* **Problem requirements**
From the entries below, copy every line that holds the word "Beijing".

* **Provided entries**

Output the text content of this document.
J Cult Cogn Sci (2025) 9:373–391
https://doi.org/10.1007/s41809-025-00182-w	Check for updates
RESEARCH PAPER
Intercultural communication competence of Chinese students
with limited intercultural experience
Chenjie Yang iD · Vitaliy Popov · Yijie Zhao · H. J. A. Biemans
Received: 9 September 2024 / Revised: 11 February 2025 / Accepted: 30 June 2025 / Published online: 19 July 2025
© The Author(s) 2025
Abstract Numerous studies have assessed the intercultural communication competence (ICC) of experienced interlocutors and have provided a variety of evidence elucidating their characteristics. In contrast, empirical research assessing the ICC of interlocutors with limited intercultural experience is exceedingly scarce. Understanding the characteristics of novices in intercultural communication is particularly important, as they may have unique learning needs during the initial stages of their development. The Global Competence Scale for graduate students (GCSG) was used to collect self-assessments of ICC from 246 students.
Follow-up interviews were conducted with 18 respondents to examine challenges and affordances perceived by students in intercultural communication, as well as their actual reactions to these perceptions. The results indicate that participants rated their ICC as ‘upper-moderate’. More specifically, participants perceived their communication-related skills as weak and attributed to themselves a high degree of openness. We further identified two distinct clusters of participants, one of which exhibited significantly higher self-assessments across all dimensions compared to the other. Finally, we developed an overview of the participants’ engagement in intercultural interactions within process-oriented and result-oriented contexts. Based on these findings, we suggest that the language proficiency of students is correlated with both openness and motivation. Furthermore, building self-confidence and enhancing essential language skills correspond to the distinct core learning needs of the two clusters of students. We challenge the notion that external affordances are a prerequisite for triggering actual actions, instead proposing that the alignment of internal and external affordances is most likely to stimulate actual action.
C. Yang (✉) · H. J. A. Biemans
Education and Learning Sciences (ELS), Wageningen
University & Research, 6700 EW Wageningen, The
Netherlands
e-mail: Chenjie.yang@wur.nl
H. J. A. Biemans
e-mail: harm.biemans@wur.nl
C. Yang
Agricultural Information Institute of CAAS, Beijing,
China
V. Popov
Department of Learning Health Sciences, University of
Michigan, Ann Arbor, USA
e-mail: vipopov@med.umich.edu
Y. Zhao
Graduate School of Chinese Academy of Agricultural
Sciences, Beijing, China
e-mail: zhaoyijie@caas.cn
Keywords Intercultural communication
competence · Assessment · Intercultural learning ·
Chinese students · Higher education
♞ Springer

* **Final answer**
Agricultural Information Institute of CAAS, Beijing,
Sciences, Beijing, China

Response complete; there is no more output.